Reproduce the full listing that appears beneath this instruction exactly.

>> begin Listed entries

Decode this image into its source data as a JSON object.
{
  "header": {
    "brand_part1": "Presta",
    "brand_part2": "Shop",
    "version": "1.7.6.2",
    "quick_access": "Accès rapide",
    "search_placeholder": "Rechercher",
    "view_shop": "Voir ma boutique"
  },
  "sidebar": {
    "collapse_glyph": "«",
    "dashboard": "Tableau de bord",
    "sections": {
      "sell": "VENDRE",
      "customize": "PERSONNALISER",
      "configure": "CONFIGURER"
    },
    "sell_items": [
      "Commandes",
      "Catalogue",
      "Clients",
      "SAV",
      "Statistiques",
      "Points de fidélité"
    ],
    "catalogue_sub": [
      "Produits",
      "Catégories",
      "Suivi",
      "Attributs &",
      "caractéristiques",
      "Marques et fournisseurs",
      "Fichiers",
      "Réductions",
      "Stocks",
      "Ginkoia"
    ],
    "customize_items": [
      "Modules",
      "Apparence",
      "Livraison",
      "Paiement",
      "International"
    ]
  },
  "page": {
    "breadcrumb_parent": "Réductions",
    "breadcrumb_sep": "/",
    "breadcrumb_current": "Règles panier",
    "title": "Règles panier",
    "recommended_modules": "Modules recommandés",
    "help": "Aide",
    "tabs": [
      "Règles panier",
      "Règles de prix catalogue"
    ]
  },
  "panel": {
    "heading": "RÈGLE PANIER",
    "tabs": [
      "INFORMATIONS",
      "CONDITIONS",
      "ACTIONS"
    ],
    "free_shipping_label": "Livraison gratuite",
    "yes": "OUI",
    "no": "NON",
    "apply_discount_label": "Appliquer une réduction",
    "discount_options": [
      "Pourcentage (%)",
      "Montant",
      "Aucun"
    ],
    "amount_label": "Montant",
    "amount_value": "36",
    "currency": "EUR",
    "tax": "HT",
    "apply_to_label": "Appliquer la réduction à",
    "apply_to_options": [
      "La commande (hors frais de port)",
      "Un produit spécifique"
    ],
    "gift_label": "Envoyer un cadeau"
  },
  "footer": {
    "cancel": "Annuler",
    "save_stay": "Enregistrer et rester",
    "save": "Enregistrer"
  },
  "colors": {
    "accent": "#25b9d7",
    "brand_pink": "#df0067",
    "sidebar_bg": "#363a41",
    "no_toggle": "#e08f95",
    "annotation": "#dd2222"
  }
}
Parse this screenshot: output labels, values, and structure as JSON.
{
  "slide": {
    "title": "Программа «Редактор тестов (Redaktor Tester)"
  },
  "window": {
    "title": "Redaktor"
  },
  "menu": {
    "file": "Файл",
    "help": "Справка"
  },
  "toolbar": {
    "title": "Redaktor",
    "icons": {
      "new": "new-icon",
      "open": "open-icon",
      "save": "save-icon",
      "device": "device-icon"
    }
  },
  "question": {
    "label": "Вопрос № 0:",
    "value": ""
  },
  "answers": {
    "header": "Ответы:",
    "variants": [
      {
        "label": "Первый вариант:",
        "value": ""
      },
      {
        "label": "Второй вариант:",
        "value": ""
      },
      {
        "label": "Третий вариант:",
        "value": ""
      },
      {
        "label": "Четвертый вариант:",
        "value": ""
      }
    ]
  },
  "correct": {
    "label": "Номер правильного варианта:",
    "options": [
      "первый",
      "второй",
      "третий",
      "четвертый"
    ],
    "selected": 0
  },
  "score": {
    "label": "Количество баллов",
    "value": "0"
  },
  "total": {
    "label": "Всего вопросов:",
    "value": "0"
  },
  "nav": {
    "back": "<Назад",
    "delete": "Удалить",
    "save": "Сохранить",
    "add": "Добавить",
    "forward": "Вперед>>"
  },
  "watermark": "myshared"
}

>> end Listed entries

§ Output
Decode this image into its source data as a JSON object.
{
  "header": {
    "brand_part1": "Presta",
    "brand_part2": "Shop",
    "version": "1.7.6.2",
    "quick_access": "Accès rapide",
    "search_placeholder": "Rechercher",
    "view_shop": "Voir ma boutique"
  },
  "sidebar": {
    "collapse_glyph": "«",
    "dashboard": "Tableau de bord",
    "sections": {
      "sell": "VENDRE",
      "customize": "PERSONNALISER",
      "configure": "CONFIGURER"
    },
    "sell_items": [
      "Commandes",
      "Catalogue",
      "Clients",
      "SAV",
      "Statistiques",
      "Points de fidélité"
    ],
    "catalogue_sub": [
      "Produits",
      "Catégories",
      "Suivi",
      "Attributs &",
      "caractéristiques",
      "Marques et fournisseurs",
      "Fichiers",
      "Réductions",
      "Stocks",
      "Ginkoia"
    ],
    "customize_items": [
      "Modules",
      "Apparence",
      "Livraison",
      "Paiement",
      "International"
    ]
  },
  "page": {
    "breadcrumb_parent": "Réductions",
    "breadcrumb_sep": "/",
    "breadcrumb_current": "Règles panier",
    "title": "Règles panier",
    "recommended_modules": "Modules recommandés",
    "help": "Aide",
    "tabs": [
      "Règles panier",
      "Règles de prix catalogue"
    ]
  },
  "panel": {
    "heading": "RÈGLE PANIER",
    "tabs": [
      "INFORMATIONS",
      "CONDITIONS",
      "ACTIONS"
    ],
    "free_shipping_label": "Livraison gratuite",
    "yes": "OUI",
    "no": "NON",
    "apply_discount_label": "Appliquer une réduction",
    "discount_options": [
      "Pourcentage (%)",
      "Montant",
      "Aucun"
    ],
    "amount_label": "Montant",
    "amount_value": "36",
    "currency": "EUR",
    "tax": "HT",
    "apply_to_label": "Appliquer la réduction à",
    "apply_to_options": [
      "La commande (hors frais de port)",
      "Un produit spécifique"
    ],
    "gift_label": "Envoyer un cadeau"
  },
  "footer": {
    "cancel": "Annuler",
    "save_stay": "Enregistrer et rester",
    "save": "Enregistrer"
  },
  "colors": {
    "accent": "#25b9d7",
    "brand_pink": "#df0067",
    "sidebar_bg": "#363a41",
    "no_toggle": "#e08f95",
    "annotation": "#dd2222"
  }
}
Parse this screenshot: output labels, values, and structure as JSON.
{
  "slide": {
    "title": "Программа «Редактор тестов (Redaktor Tester)"
  },
  "window": {
    "title": "Redaktor"
  },
  "menu": {
    "file": "Файл",
    "help": "Справка"
  },
  "toolbar": {
    "title": "Redaktor",
    "icons": {
      "new": "new-icon",
      "open": "open-icon",
      "save": "save-icon",
      "device": "device-icon"
    }
  },
  "question": {
    "label": "Вопрос № 0:",
    "value": ""
  },
  "answers": {
    "header": "Ответы:",
    "variants": [
      {
        "label": "Первый вариант:",
        "value": ""
      },
      {
        "label": "Второй вариант:",
        "value": ""
      },
      {
        "label": "Третий вариант:",
        "value": ""
      },
      {
        "label": "Четвертый вариант:",
        "value": ""
      }
    ]
  },
  "correct": {
    "label": "Номер правильного варианта:",
    "options": [
      "первый",
      "второй",
      "третий",
      "четвертый"
    ],
    "selected": 0
  },
  "score": {
    "label": "Количество баллов",
    "value": "0"
  },
  "total": {
    "label": "Всего вопросов:",
    "value": "0"
  },
  "nav": {
    "back": "<Назад",
    "delete": "Удалить",
    "save": "Сохранить",
    "add": "Добавить",
    "forward": "Вперед>>"
  },
  "watermark": "myshared"
}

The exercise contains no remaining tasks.